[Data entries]
· · · · · · ·

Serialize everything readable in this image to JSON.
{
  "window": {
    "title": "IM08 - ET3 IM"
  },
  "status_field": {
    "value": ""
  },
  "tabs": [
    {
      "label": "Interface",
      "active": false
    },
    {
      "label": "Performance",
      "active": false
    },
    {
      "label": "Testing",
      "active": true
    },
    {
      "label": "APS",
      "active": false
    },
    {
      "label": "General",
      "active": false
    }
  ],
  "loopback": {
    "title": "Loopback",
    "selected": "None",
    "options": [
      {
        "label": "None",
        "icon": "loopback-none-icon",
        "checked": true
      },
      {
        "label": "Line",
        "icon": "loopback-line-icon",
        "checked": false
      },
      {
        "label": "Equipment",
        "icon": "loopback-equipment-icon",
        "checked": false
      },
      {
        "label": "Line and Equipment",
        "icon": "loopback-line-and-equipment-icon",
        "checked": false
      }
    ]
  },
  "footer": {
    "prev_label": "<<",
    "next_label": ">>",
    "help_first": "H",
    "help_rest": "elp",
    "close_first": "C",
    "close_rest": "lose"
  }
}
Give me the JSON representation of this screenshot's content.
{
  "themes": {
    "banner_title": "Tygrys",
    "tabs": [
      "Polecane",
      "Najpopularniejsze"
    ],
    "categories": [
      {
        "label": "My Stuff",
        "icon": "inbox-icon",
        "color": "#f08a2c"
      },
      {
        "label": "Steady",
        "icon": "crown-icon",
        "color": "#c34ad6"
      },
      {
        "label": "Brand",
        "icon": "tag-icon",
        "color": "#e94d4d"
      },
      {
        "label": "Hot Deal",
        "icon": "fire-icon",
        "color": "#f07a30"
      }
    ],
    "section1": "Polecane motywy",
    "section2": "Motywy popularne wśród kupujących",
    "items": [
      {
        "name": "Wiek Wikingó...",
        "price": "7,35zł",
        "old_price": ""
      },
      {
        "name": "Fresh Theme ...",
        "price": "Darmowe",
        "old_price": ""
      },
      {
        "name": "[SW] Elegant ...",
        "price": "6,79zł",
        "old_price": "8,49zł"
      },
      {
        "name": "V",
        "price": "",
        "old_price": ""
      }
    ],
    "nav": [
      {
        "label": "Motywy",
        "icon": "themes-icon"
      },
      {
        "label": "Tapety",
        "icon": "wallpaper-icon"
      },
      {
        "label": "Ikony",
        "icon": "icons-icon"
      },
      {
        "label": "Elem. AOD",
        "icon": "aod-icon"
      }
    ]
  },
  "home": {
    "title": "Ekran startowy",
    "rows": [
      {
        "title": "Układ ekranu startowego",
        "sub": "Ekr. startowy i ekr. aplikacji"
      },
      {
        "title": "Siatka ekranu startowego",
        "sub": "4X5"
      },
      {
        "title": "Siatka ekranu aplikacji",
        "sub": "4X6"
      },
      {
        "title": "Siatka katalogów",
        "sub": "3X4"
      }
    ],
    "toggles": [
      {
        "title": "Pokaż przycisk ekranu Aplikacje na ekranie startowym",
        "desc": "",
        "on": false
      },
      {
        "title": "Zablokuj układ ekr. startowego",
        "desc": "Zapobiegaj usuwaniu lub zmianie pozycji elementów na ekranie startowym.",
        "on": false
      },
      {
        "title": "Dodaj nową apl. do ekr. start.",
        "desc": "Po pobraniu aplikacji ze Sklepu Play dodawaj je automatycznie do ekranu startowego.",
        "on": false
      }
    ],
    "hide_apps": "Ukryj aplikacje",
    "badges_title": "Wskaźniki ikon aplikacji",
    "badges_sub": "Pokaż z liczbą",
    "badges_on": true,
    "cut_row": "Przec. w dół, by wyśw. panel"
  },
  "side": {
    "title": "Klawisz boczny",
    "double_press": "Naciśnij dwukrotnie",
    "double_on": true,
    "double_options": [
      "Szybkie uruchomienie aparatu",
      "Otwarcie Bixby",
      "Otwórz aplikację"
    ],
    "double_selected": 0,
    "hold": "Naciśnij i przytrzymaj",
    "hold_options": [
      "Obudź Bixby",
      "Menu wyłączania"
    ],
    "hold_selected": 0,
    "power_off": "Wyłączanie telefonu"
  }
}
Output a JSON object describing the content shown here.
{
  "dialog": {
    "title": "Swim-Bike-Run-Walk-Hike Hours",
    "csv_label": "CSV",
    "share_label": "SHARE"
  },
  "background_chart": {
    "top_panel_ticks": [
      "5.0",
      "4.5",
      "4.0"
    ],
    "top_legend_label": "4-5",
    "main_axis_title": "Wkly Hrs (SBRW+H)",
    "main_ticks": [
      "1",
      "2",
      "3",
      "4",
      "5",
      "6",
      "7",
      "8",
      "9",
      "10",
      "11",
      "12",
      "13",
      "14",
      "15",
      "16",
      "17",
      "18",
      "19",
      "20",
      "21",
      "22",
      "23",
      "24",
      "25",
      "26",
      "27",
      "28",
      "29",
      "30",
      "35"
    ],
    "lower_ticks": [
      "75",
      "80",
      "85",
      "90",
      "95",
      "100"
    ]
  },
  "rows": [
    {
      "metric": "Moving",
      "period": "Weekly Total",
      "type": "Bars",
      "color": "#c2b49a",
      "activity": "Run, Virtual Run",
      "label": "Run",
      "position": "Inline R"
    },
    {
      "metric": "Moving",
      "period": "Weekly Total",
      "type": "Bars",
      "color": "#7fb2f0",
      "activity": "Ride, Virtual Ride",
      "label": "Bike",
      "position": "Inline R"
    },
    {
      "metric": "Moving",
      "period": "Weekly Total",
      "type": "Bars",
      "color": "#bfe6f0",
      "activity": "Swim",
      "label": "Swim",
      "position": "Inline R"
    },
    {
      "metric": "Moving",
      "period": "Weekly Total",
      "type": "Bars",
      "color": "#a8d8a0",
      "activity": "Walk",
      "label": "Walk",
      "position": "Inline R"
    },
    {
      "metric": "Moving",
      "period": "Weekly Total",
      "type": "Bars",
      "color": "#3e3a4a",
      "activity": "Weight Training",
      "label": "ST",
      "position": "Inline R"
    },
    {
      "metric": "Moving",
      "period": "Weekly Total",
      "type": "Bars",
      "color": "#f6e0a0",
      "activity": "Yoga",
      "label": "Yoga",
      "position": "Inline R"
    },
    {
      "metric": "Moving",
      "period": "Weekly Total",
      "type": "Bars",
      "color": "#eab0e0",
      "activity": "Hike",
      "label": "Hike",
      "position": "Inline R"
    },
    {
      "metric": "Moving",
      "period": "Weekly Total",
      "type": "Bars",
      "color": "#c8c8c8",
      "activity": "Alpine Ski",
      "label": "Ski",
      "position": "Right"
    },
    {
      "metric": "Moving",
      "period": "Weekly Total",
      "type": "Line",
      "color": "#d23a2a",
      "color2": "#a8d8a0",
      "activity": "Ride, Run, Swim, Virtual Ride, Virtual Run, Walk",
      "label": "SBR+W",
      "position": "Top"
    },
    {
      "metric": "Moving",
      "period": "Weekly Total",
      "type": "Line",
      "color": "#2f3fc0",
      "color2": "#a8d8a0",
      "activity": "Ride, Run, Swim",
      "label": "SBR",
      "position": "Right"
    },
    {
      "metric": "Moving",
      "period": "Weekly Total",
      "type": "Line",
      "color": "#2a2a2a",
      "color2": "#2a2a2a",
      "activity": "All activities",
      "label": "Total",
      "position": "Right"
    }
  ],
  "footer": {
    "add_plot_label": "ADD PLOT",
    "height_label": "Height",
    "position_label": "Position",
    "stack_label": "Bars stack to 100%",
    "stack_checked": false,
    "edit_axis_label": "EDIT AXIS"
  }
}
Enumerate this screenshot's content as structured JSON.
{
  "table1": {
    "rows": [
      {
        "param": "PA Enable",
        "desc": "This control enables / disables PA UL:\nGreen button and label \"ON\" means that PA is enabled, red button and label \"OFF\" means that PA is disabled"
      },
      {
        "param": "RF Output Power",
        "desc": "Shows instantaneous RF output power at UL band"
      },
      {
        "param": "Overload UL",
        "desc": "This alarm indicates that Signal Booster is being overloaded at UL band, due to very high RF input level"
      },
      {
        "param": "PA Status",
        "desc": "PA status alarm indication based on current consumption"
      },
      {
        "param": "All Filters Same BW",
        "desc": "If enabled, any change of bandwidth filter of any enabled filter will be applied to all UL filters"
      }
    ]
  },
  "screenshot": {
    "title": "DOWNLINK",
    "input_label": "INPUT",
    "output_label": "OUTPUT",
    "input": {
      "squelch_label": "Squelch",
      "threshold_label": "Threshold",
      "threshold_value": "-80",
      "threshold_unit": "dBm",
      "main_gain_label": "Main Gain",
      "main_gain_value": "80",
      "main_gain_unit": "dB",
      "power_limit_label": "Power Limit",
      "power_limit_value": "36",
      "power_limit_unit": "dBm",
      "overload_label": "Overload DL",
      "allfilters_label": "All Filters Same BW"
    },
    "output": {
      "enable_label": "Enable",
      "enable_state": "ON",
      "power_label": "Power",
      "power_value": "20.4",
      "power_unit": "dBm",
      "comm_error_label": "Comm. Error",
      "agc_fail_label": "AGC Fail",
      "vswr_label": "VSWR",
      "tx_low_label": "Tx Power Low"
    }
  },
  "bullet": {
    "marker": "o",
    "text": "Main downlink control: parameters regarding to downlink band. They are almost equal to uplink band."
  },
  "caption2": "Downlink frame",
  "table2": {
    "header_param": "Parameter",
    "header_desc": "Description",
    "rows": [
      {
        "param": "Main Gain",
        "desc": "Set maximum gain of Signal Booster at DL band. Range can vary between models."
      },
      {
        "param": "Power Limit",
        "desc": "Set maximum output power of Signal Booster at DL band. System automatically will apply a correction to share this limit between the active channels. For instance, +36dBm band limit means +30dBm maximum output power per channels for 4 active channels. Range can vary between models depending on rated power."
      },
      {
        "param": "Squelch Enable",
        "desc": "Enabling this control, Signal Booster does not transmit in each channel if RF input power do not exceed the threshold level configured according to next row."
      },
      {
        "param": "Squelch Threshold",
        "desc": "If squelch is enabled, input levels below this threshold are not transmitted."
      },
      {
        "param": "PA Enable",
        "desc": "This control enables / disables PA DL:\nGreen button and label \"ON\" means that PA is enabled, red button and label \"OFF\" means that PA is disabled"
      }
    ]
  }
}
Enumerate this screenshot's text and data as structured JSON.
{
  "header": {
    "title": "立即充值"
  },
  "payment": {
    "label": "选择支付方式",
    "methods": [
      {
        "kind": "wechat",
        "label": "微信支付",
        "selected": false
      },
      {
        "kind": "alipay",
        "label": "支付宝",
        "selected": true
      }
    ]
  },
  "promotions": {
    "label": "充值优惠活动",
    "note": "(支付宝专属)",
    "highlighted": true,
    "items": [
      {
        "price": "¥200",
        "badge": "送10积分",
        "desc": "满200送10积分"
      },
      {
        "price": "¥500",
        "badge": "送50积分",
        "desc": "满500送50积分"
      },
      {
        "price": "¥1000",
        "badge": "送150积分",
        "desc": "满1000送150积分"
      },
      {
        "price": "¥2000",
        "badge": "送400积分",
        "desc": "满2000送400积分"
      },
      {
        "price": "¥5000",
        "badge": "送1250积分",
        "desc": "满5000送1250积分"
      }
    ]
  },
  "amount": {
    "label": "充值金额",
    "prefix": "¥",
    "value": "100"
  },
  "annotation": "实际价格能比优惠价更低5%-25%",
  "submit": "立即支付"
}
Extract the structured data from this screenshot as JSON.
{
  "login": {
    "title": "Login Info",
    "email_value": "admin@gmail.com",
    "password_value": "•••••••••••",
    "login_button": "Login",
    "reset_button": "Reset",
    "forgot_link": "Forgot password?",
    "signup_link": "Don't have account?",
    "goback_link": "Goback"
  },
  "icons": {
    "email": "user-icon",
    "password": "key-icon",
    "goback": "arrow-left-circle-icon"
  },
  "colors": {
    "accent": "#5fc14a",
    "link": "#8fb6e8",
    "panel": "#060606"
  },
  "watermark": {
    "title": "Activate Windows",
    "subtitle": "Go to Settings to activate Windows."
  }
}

· · · · · · ·

__TASK TO CARRY OUT__
Give only the number of lines in the records that include the word "startowego".

__TASK RESPONSE__
4